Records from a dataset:
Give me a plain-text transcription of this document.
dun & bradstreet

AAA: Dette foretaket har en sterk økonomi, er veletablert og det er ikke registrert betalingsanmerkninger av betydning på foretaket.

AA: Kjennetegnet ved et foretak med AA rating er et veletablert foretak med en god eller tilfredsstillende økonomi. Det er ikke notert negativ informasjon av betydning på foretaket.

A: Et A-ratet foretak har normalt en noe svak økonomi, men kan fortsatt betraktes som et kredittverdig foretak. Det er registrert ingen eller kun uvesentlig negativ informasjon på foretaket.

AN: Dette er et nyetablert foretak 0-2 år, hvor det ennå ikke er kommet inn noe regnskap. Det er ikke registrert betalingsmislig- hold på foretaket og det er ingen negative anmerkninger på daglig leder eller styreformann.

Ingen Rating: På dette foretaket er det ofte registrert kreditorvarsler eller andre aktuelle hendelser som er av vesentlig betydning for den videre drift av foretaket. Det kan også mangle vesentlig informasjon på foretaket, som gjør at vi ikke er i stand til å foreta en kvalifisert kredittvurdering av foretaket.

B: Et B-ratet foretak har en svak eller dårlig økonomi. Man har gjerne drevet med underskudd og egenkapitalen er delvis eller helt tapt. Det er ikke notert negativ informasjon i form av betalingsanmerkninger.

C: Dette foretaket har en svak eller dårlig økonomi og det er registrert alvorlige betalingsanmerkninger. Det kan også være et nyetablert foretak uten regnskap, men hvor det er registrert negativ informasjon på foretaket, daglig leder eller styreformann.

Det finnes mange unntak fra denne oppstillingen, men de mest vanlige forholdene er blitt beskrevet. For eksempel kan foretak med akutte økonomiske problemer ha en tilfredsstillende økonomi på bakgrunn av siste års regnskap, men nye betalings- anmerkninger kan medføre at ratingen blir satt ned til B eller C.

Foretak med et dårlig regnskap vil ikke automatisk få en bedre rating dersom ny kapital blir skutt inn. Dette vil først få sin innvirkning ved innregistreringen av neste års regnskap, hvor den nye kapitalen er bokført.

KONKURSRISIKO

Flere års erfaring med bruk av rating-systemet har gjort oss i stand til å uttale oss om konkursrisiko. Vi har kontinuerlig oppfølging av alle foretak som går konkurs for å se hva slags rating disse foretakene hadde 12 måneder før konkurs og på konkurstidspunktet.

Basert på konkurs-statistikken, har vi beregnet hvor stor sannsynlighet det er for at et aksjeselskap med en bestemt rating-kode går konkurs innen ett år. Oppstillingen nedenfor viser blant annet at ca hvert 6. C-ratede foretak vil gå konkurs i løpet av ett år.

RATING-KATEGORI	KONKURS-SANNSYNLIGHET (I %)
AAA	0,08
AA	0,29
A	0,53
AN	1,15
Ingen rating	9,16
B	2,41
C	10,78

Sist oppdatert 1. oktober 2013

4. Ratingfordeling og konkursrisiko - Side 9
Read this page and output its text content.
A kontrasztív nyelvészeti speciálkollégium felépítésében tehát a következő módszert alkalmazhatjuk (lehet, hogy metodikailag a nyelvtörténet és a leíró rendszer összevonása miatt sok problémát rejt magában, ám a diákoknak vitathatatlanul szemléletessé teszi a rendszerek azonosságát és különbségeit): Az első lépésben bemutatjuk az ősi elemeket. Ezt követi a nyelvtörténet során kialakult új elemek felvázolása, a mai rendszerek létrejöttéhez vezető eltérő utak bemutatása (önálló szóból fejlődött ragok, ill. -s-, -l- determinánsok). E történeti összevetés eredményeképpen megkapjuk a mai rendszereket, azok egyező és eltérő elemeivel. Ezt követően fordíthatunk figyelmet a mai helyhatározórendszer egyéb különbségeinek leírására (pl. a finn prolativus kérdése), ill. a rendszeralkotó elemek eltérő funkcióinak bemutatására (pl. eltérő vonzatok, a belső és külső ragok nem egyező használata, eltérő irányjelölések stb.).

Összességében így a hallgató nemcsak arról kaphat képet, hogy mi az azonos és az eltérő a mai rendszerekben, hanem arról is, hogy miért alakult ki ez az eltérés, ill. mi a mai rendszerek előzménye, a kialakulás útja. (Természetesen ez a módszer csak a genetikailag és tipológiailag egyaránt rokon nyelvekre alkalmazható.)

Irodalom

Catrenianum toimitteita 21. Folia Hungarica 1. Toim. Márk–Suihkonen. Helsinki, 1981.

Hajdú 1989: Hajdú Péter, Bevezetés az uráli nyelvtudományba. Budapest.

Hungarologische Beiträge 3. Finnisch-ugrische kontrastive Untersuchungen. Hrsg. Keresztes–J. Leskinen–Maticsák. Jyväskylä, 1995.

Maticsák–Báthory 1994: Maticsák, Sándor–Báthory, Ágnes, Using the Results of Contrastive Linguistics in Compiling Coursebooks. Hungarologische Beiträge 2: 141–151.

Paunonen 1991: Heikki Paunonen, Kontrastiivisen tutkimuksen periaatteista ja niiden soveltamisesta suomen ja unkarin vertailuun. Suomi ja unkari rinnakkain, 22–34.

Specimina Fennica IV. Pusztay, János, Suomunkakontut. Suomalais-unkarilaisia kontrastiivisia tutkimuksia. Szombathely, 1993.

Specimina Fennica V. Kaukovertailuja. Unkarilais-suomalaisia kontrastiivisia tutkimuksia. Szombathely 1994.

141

→ Given task: Repeat the records above exactly as they appear.

→ Answer to this problem:
Give me a plain-text transcription of this document.
dun & bradstreet

AAA: Dette foretaket har en sterk økonomi, er veletablert og det er ikke registrert betalingsanmerkninger av betydning på foretaket.

AA: Kjennetegnet ved et foretak med AA rating er et veletablert foretak med en god eller tilfredsstillende økonomi. Det er ikke notert negativ informasjon av betydning på foretaket.

A: Et A-ratet foretak har normalt en noe svak økonomi, men kan fortsatt betraktes som et kredittverdig foretak. Det er registrert ingen eller kun uvesentlig negativ informasjon på foretaket.

AN: Dette er et nyetablert foretak 0-2 år, hvor det ennå ikke er kommet inn noe regnskap. Det er ikke registrert betalingsmislig- hold på foretaket og det er ingen negative anmerkninger på daglig leder eller styreformann.

Ingen Rating: På dette foretaket er det ofte registrert kreditorvarsler eller andre aktuelle hendelser som er av vesentlig betydning for den videre drift av foretaket. Det kan også mangle vesentlig informasjon på foretaket, som gjør at vi ikke er i stand til å foreta en kvalifisert kredittvurdering av foretaket.

B: Et B-ratet foretak har en svak eller dårlig økonomi. Man har gjerne drevet med underskudd og egenkapitalen er delvis eller helt tapt. Det er ikke notert negativ informasjon i form av betalingsanmerkninger.

C: Dette foretaket har en svak eller dårlig økonomi og det er registrert alvorlige betalingsanmerkninger. Det kan også være et nyetablert foretak uten regnskap, men hvor det er registrert negativ informasjon på foretaket, daglig leder eller styreformann.

Det finnes mange unntak fra denne oppstillingen, men de mest vanlige forholdene er blitt beskrevet. For eksempel kan foretak med akutte økonomiske problemer ha en tilfredsstillende økonomi på bakgrunn av siste års regnskap, men nye betalings- anmerkninger kan medføre at ratingen blir satt ned til B eller C.

Foretak med et dårlig regnskap vil ikke automatisk få en bedre rating dersom ny kapital blir skutt inn. Dette vil først få sin innvirkning ved innregistreringen av neste års regnskap, hvor den nye kapitalen er bokført.

KONKURSRISIKO

Flere års erfaring med bruk av rating-systemet har gjort oss i stand til å uttale oss om konkursrisiko. Vi har kontinuerlig oppfølging av alle foretak som går konkurs for å se hva slags rating disse foretakene hadde 12 måneder før konkurs og på konkurstidspunktet.

Basert på konkurs-statistikken, har vi beregnet hvor stor sannsynlighet det er for at et aksjeselskap med en bestemt rating-kode går konkurs innen ett år. Oppstillingen nedenfor viser blant annet at ca hvert 6. C-ratede foretak vil gå konkurs i løpet av ett år.

RATING-KATEGORI	KONKURS-SANNSYNLIGHET (I %)
AAA	0,08
AA	0,29
A	0,53
AN	1,15
Ingen rating	9,16
B	2,41
C	10,78

Sist oppdatert 1. oktober 2013

4. Ratingfordeling og konkursrisiko - Side 9
Read this page and output its text content.
A kontrasztív nyelvészeti speciálkollégium felépítésében tehát a következő módszert alkalmazhatjuk (lehet, hogy metodikailag a nyelvtörténet és a leíró rendszer összevonása miatt sok problémát rejt magában, ám a diákoknak vitathatatlanul szemléletessé teszi a rendszerek azonosságát és különbségeit): Az első lépésben bemutatjuk az ősi elemeket. Ezt követi a nyelvtörténet során kialakult új elemek felvázolása, a mai rendszerek létrejöttéhez vezető eltérő utak bemutatása (önálló szóból fejlődött ragok, ill. -s-, -l- determinánsok). E történeti összevetés eredményeképpen megkapjuk a mai rendszereket, azok egyező és eltérő elemeivel. Ezt követően fordíthatunk figyelmet a mai helyhatározórendszer egyéb különbségeinek leírására (pl. a finn prolativus kérdése), ill. a rendszeralkotó elemek eltérő funkcióinak bemutatására (pl. eltérő vonzatok, a belső és külső ragok nem egyező használata, eltérő irányjelölések stb.).

Összességében így a hallgató nemcsak arról kaphat képet, hogy mi az azonos és az eltérő a mai rendszerekben, hanem arról is, hogy miért alakult ki ez az eltérés, ill. mi a mai rendszerek előzménye, a kialakulás útja. (Természetesen ez a módszer csak a genetikailag és tipológiailag egyaránt rokon nyelvekre alkalmazható.)

Irodalom

Catrenianum toimitteita 21. Folia Hungarica 1. Toim. Márk–Suihkonen. Helsinki, 1981.

Hajdú 1989: Hajdú Péter, Bevezetés az uráli nyelvtudományba. Budapest.

Hungarologische Beiträge 3. Finnisch-ugrische kontrastive Untersuchungen. Hrsg. Keresztes–J. Leskinen–Maticsák. Jyväskylä, 1995.

Maticsák–Báthory 1994: Maticsák, Sándor–Báthory, Ágnes, Using the Results of Contrastive Linguistics in Compiling Coursebooks. Hungarologische Beiträge 2: 141–151.

Paunonen 1991: Heikki Paunonen, Kontrastiivisen tutkimuksen periaatteista ja niiden soveltamisesta suomen ja unkarin vertailuun. Suomi ja unkari rinnakkain, 22–34.

Specimina Fennica IV. Pusztay, János, Suomunkakontut. Suomalais-unkarilaisia kontrastiivisia tutkimuksia. Szombathely, 1993.

Specimina Fennica V. Kaukovertailuja. Unkarilais-suomalaisia kontrastiivisia tutkimuksia. Szombathely 1994.

141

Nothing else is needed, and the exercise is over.